Exercise prompt: Locate all lines with the word "type". Copy them.

Data for this exercise:

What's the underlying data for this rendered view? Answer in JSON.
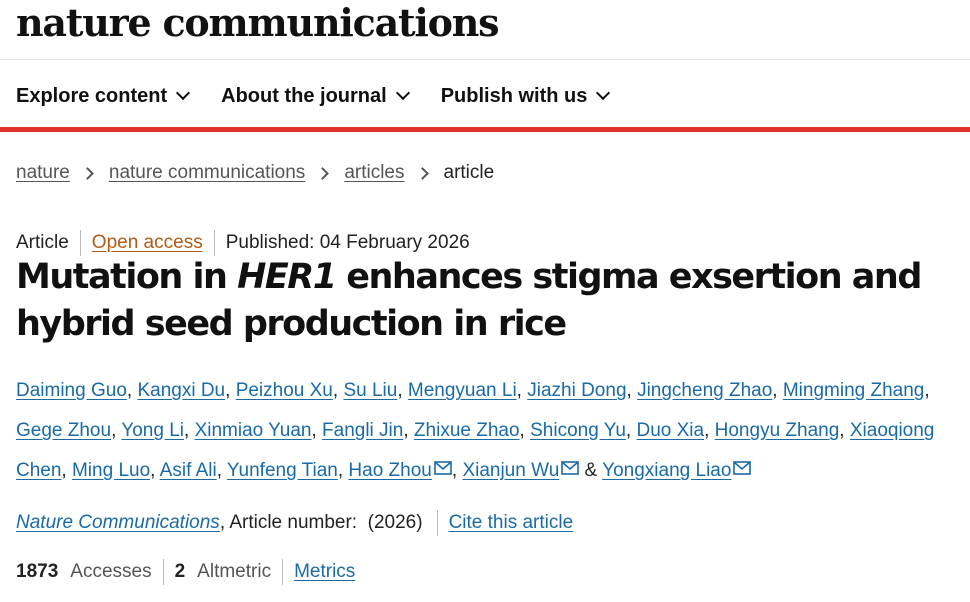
{
  "brand": "nature communications",
  "nav": {
    "items": [
      {
        "label": "Explore content",
        "icon": "chevron-down-icon"
      },
      {
        "label": "About the journal",
        "icon": "chevron-down-icon"
      },
      {
        "label": "Publish with us",
        "icon": "chevron-down-icon"
      }
    ]
  },
  "breadcrumb": {
    "items": [
      "nature",
      "nature communications",
      "articles"
    ],
    "current": "article"
  },
  "article": {
    "type": "Article",
    "access": "Open access",
    "published": "Published: 04 February 2026",
    "title_before": "Mutation in ",
    "title_gene": "HER1",
    "title_after": " enhances stigma exsertion and hybrid seed production in rice",
    "authors": [
      "Daiming Guo",
      "Kangxi Du",
      "Peizhou Xu",
      "Su Liu",
      "Mengyuan Li",
      "Jiazhi Dong",
      "Jingcheng Zhao",
      "Mingming Zhang",
      "Gege Zhou",
      "Yong Li",
      "Xinmiao Yuan",
      "Fangli Jin",
      "Zhixue Zhao",
      "Shicong Yu",
      "Duo Xia",
      "Hongyu Zhang",
      "Xiaoqiong Chen",
      "Ming Luo",
      "Asif Ali",
      "Yunfeng Tian",
      "Hao Zhou",
      "Xianjun Wu",
      "Yongxiang Liao"
    ],
    "corresponding_authors": [
      "Hao Zhou",
      "Xianjun Wu",
      "Yongxiang Liao"
    ],
    "and_symbol": "&",
    "journal": "Nature Communications",
    "article_number": ", Article number:  (2026)",
    "cite_label": "Cite this article",
    "accesses_value": "1873",
    "accesses_label": "Accesses",
    "altmetric_value": "2",
    "altmetric_label": "Altmetric",
    "metrics_label": "Metrics"
  },
  "colors": {
    "accent_red": "#e0332c",
    "link_blue": "#1a6aa6",
    "open_access_orange": "#b35a17"
  }
}
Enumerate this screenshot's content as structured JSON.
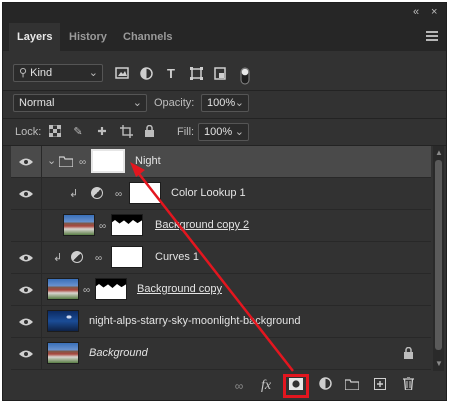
{
  "panel": {
    "title_controls": {
      "collapse": "«",
      "close": "×"
    },
    "tabs": [
      {
        "label": "Layers",
        "active": true
      },
      {
        "label": "History",
        "active": false
      },
      {
        "label": "Channels",
        "active": false
      }
    ]
  },
  "filter": {
    "kind_label": "Kind",
    "icons": [
      "image-filter-icon",
      "adjustment-filter-icon",
      "type-filter-icon",
      "shape-filter-icon",
      "smart-object-filter-icon",
      "filter-toggle"
    ]
  },
  "blend": {
    "mode": "Normal",
    "opacity_label": "Opacity:",
    "opacity_value": "100%"
  },
  "lock": {
    "label": "Lock:",
    "fill_label": "Fill:",
    "fill_value": "100%"
  },
  "layers": [
    {
      "name": "Night",
      "type": "group",
      "selected": true
    },
    {
      "name": "Color Lookup 1",
      "type": "adjustment"
    },
    {
      "name": "Background copy 2",
      "type": "photo-masked"
    },
    {
      "name": "Curves 1",
      "type": "adjustment"
    },
    {
      "name": "Background copy",
      "type": "photo-masked"
    },
    {
      "name": "night-alps-starry-sky-moonlight-background",
      "type": "photo"
    },
    {
      "name": "Background",
      "type": "photo-locked"
    }
  ],
  "toolbar": {
    "link_icon": "link-icon",
    "fx_label": "fx",
    "mask_icon": "add-mask-icon",
    "adjustment_icon": "adjustment-layer-icon",
    "group_icon": "folder-icon",
    "new_layer_icon": "new-layer-icon",
    "delete_icon": "trash-icon"
  },
  "annotation_color": "#e3161f"
}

Answer in full:
    "type": "Article",
      "type-filter-icon",
      "type": "group",
      "type": "adjustment"
      "type": "photo-masked"
      "type": "adjustment"
      "type": "photo-masked"
      "type": "photo"
      "type": "photo-locked"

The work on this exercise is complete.